_TASK DATA:_

- - - - -

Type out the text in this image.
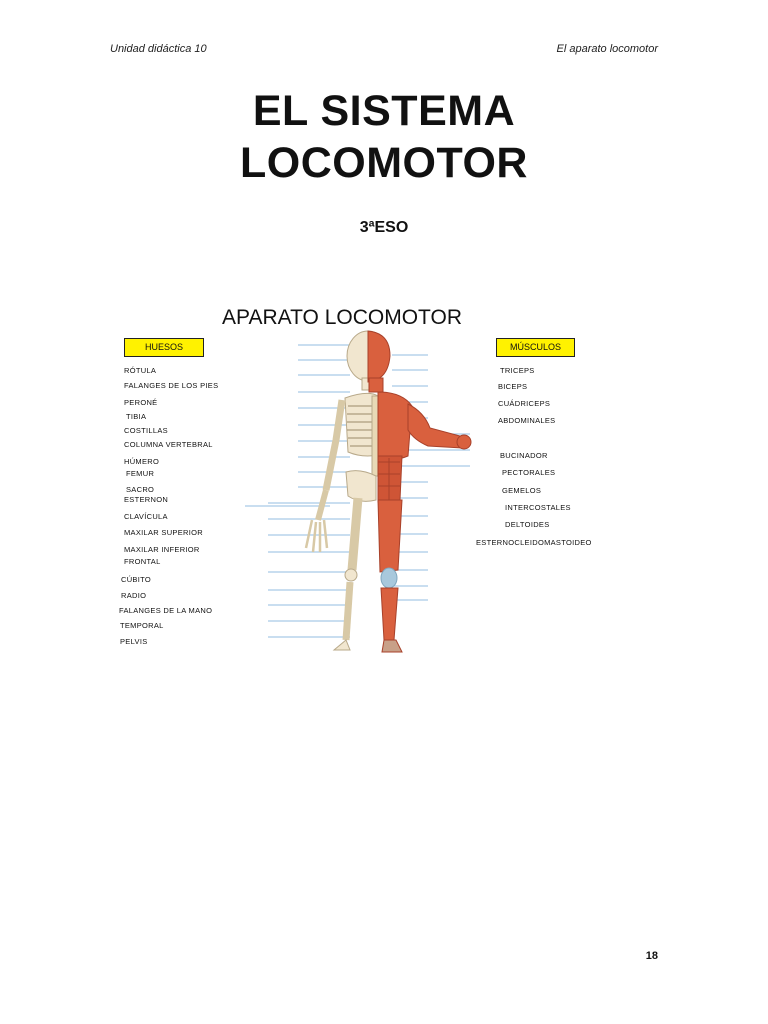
Unidad didáctica 10	El aparato locomotor
EL SISTEMA
LOCOMOTOR
3ªESO
APARATO LOCOMOTOR
HUESOS	MÚSCULOS
RÓTULA
FALANGES DE LOS PIES
PERONÉ
TIBIA
COSTILLAS
COLUMNA VERTEBRAL
HÚMERO
FEMUR
SACRO
ESTERNON
CLAVÍCULA
MAXILAR SUPERIOR
MAXILAR INFERIOR
FRONTAL
CÚBITO
RADIO
FALANGES DE LA MANO
TEMPORAL
PELVIS
TRICEPS
BICEPS
CUÁDRICEPS
ABDOMINALES
BUCINADOR
PECTORALES
GEMELOS
INTERCOSTALES
DELTOIDES
ESTERNOCLEIDOMASTOIDEO
18
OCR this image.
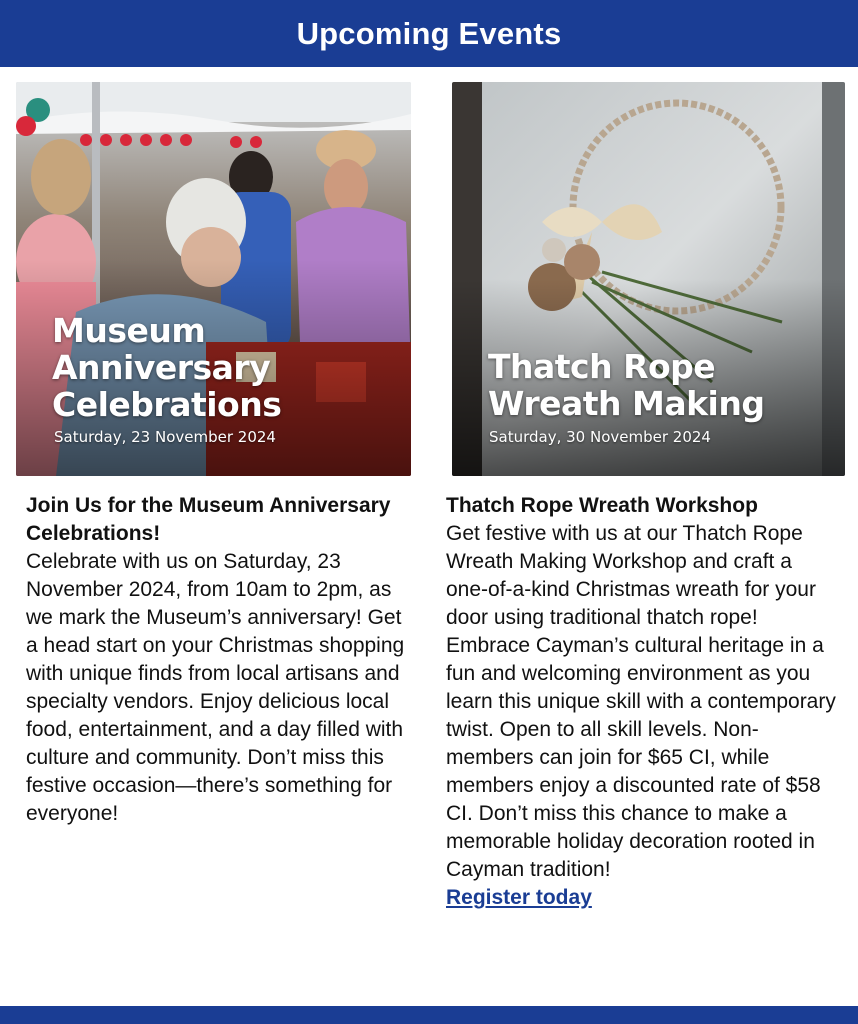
Upcoming Events
Museum
Anniversary
Celebrations
Saturday, 23 November 2024
Thatch Rope
Wreath Making
Saturday, 30 November 2024
Join Us for the Museum Anniversary Celebrations!

Celebrate with us on Saturday, 23 November 2024, from 10am to 2pm, as we mark the Museum’s anniversary! Get a head start on your Christmas shopping with unique finds from local artisans and specialty vendors. Enjoy delicious local food, entertainment, and a day filled with culture and community. Don’t miss this festive occasion—there’s something for everyone!

Thatch Rope Wreath Workshop

Get festive with us at our Thatch Rope Wreath Making Workshop and craft a one-of-a-kind Christmas wreath for your door using traditional thatch rope! Embrace Cayman’s cultural heritage in a fun and welcoming environment as you learn this unique skill with a contemporary twist. Open to all skill levels. Non-members can join for $65 CI, while members enjoy a discounted rate of $58 CI. Don’t miss this chance to make a memorable holiday decoration rooted in Cayman tradition!

Register today
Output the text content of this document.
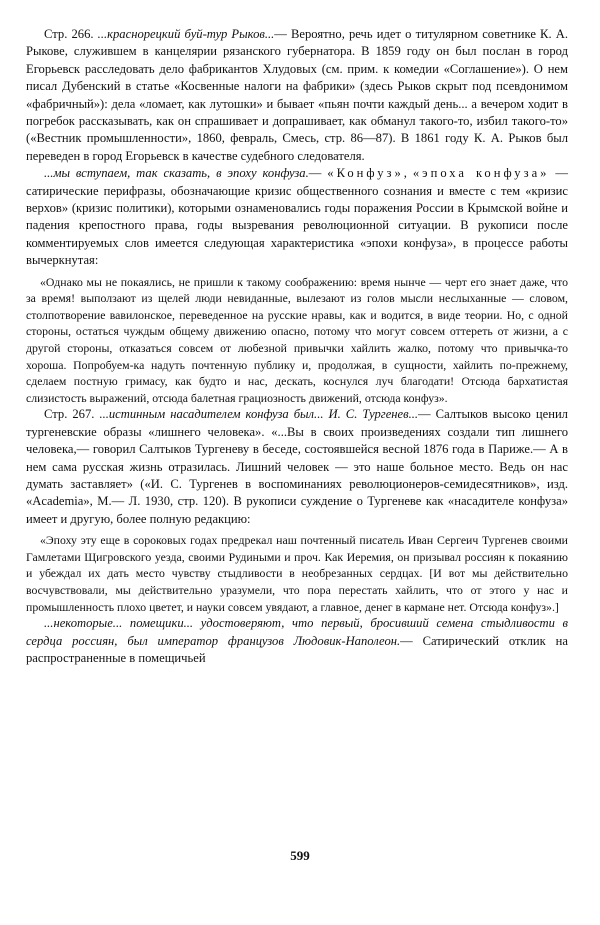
Стр. 266. ...краснорецкий буй-тур Рыков...— Вероятно, речь идет о титулярном советнике К. А. Рыкове, служившем в канцелярии рязанского губернатора. В 1859 году он был послан в город Егорьевск расследовать дело фабрикантов Хлудовых (см. прим. к комедии «Соглашение»). О нем писал Дубенский в статье «Косвенные налоги на фабрики» (здесь Рыков скрыт под псевдонимом «фабричный»): дела «ломает, как лутошки» и бывает «пьян почти каждый день... а вечером ходит в погребок рассказывать, как он спрашивает и допрашивает, как обманул такого-то, избил такого-то» («Вестник промышленности», 1860, февраль, Смесь, стр. 86—87). В 1861 году К. А. Рыков был переведен в город Егорьевск в качестве судебного следователя.

...мы вступаем, так сказать, в эпоху конфуза.— «Конфуз», «эпоха конфуза» — сатирические перифразы, обозначающие кризис общественного сознания и вместе с тем «кризис верхов» (кризис политики), которыми ознаменовались годы поражения России в Крымской войне и падения крепостного права, годы вызревания революционной ситуации. В рукописи после комментируемых слов имеется следующая характеристика «эпохи конфуза», в процессе работы вычеркнутая:

«Однако мы не покаялись, не пришли к такому соображению: время нынче — черт его знает даже, что за время! выползают из щелей люди невиданные, вылезают из голов мысли неслыханные — словом, столпотворение вавилонское, переведенное на русские нравы, как и водится, в виде теории. Но, с одной стороны, остаться чуждым общему движению опасно, потому что могут совсем оттереть от жизни, а с другой стороны, отказаться совсем от любезной привычки хайлить жалко, потому что привычка-то хороша. Попробуем-ка надуть почтенную публику и, продолжая, в сущности, хайлить по-прежнему, сделаем постную гримасу, как будто и нас, дескать, коснулся луч благодати! Отсюда бархатистая слизистость выражений, отсюда балетная грациозность движений, отсюда конфуз».

Стр. 267. ...истинным насадителем конфуза был... И. С. Тургенев...— Салтыков высоко ценил тургеневские образы «лишнего человека». «...Вы в своих произведениях создали тип лишнего человека,— говорил Салтыков Тургеневу в беседе, состоявшейся весной 1876 года в Париже.— А в нем сама русская жизнь отразилась. Лишний человек — это наше больное место. Ведь он нас думать заставляет» («И. С. Тургенев в воспоминаниях революционеров-семидесятников», изд. «Academia», М.— Л. 1930, стр. 120). В рукописи суждение о Тургеневе как «насадителе конфуза» имеет и другую, более полную редакцию:

«Эпоху эту еще в сороковых годах предрекал наш почтенный писатель Иван Сергеич Тургенев своими Гамлетами Щигровского уезда, своими Рудиными и проч. Как Иеремия, он призывал россиян к покаянию и убеждал их дать место чувству стыдливости в необрезанных сердцах. [И вот мы действительно восчувствовали, мы действительно уразумели, что пора перестать хайлить, что от этого у нас и промышленность плохо цветет, и науки совсем увядают, а главное, денег в кармане нет. Отсюда конфуз».]

...некоторые... помещики... удостоверяют, что первый, бросивший семена стыдливости в сердца россиян, был император французов Людовик-Наполеон.— Сатирический отклик на распространенные в помещичьей

599
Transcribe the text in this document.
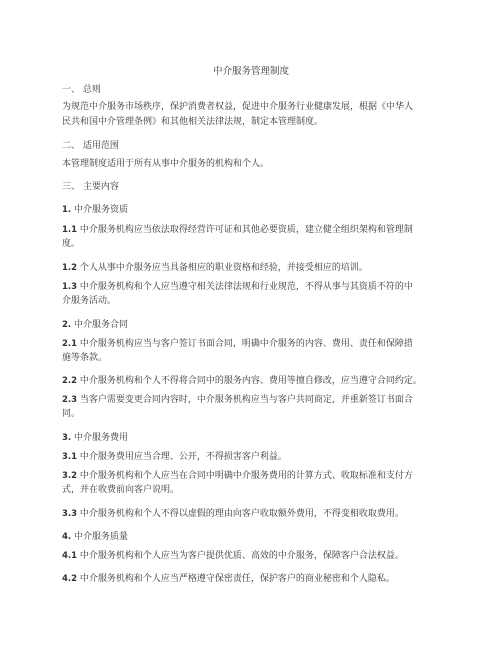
中介服务管理制度
一、 总则
为规范中介服务市场秩序，保护消费者权益，促进中介服务行业健康发展，根据《中华人
民共和国中介管理条例》和其他相关法律法规，制定本管理制度。
二、 适用范围
本管理制度适用于所有从事中介服务的机构和个人。
三、 主要内容
1. 中介服务资质
1.1 中介服务机构应当依法取得经营许可证和其他必要资质，建立健全组织架构和管理制
度。
1.2 个人从事中介服务应当具备相应的职业资格和经验，并接受相应的培训。
1.3 中介服务机构和个人应当遵守相关法律法规和行业规范，不得从事与其资质不符的中
介服务活动。
2. 中介服务合同
2.1 中介服务机构应当与客户签订书面合同，明确中介服务的内容、费用、责任和保障措
施等条款。
2.2 中介服务机构和个人不得将合同中的服务内容、费用等擅自修改，应当遵守合同约定。
2.3 当客户需要变更合同内容时，中介服务机构应当与客户共同商定，并重新签订书面合
同。
3. 中介服务费用
3.1 中介服务费用应当合理、公开，不得损害客户利益。
3.2 中介服务机构和个人应当在合同中明确中介服务费用的计算方式、收取标准和支付方
式，并在收费前向客户说明。
3.3 中介服务机构和个人不得以虚假的理由向客户收取额外费用，不得变相收取费用。
4. 中介服务质量
4.1 中介服务机构和个人应当为客户提供优质、高效的中介服务，保障客户合法权益。
4.2 中介服务机构和个人应当严格遵守保密责任，保护客户的商业秘密和个人隐私。
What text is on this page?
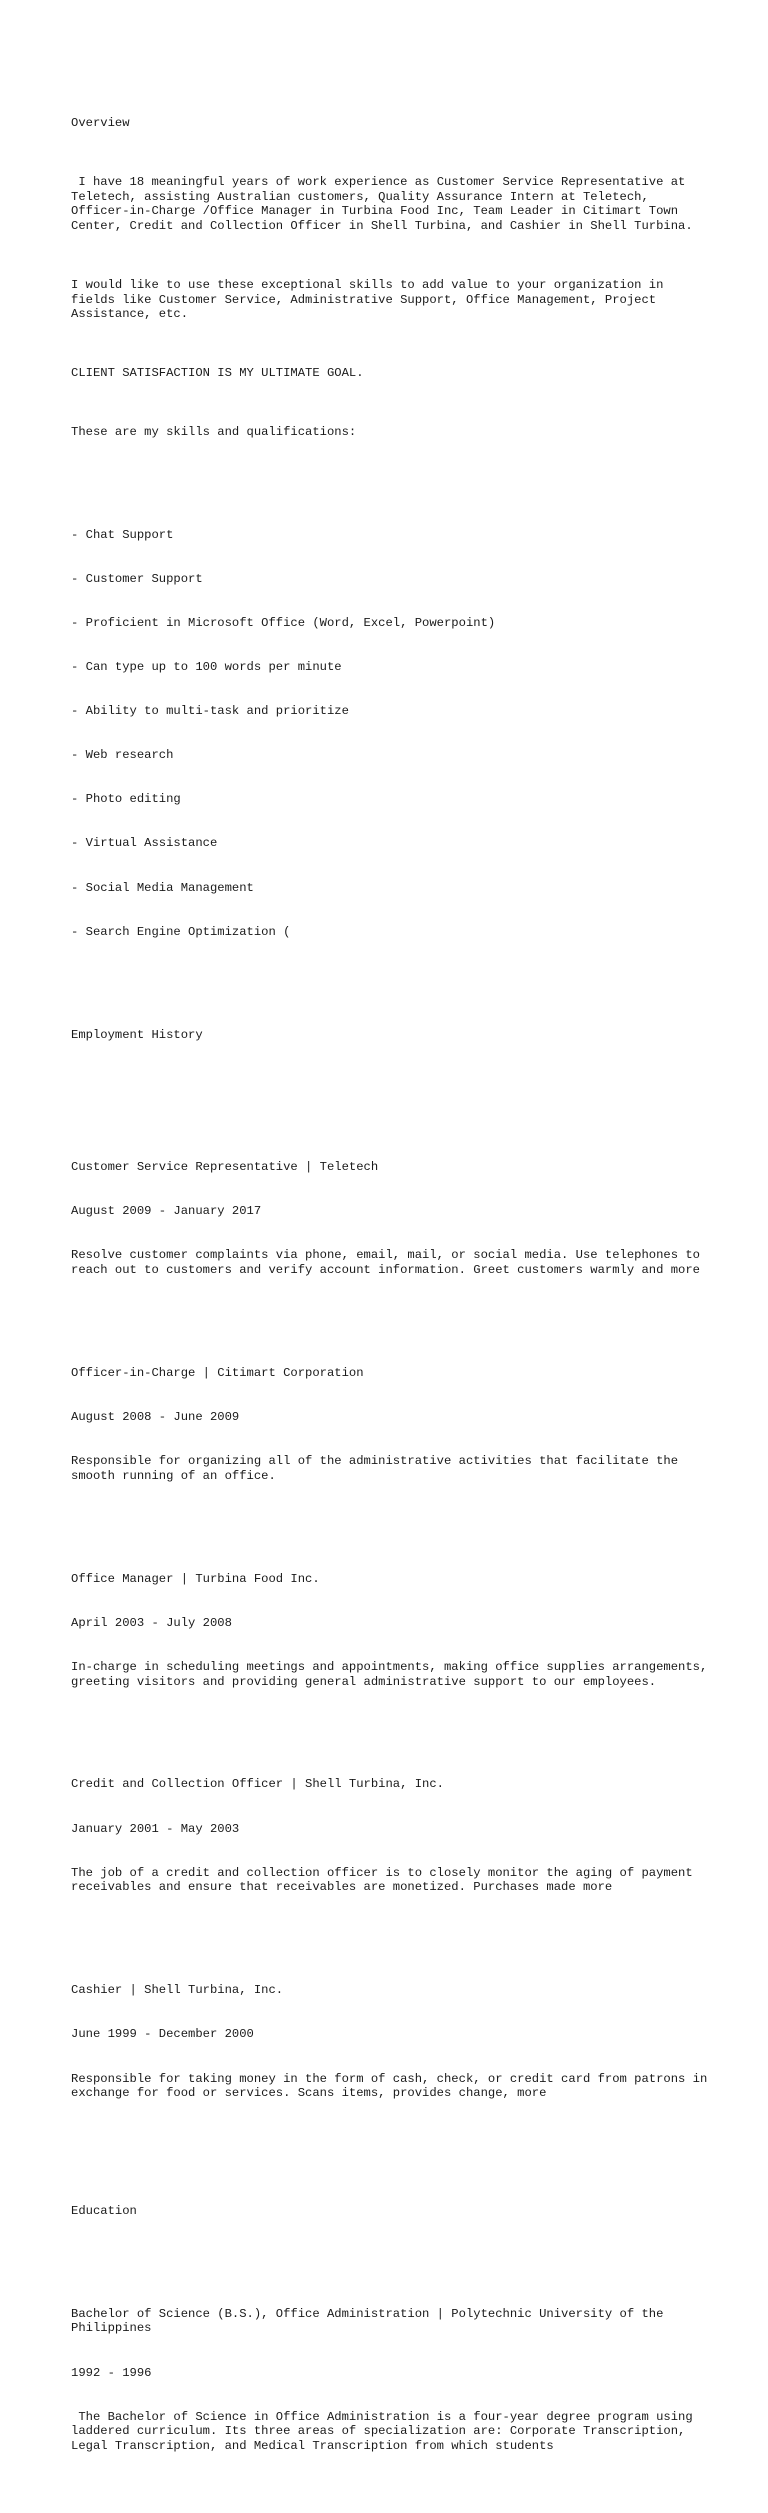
Overview

I have 18 meaningful years of work experience as Customer Service Representative at Teletech, assisting Australian customers, Quality Assurance Intern at Teletech, Officer-in-Charge /Office Manager in Turbina Food Inc, Team Leader in Citimart Town Center, Credit and Collection Officer in Shell Turbina, and Cashier in Shell Turbina.

I would like to use these exceptional skills to add value to your organization in fields like Customer Service, Administrative Support, Office Management, Project Assistance, etc.

CLIENT SATISFACTION IS MY ULTIMATE GOAL.

These are my skills and qualifications:

- Chat Support

- Customer Support

- Proficient in Microsoft Office (Word, Excel, Powerpoint)

- Can type up to 100 words per minute

- Ability to multi-task and prioritize

- Web research

- Photo editing

- Virtual Assistance

- Social Media Management

- Search Engine Optimization (

Employment History

Customer Service Representative | Teletech

August 2009 - January 2017

Resolve customer complaints via phone, email, mail, or social media. Use telephones to reach out to customers and verify account information. Greet customers warmly and more

Officer-in-Charge | Citimart Corporation

August 2008 - June 2009

Responsible for organizing all of the administrative activities that facilitate the smooth running of an office.

Office Manager | Turbina Food Inc.

April 2003 - July 2008

In-charge in scheduling meetings and appointments, making office supplies arrangements, greeting visitors and providing general administrative support to our employees.

Credit and Collection Officer | Shell Turbina, Inc.

January 2001 - May 2003

The job of a credit and collection officer is to closely monitor the aging of payment receivables and ensure that receivables are monetized. Purchases made more

Cashier | Shell Turbina, Inc.

June 1999 - December 2000

Responsible for taking money in the form of cash, check, or credit card from patrons in exchange for food or services. Scans items, provides change, more

Education

Bachelor of Science (B.S.), Office Administration | Polytechnic University of the Philippines

1992 - 1996

The Bachelor of Science in Office Administration is a four-year degree program using laddered curriculum. Its three areas of specialization are: Corporate Transcription, Legal Transcription, and Medical Transcription from which students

- - - - -

_SET EXERCISE:_
Copy out each line of the records where the string "June" appears.

_SOLUTION TO THE EXERCISE:_
August 2008 - June 2009
June 1999 - December 2000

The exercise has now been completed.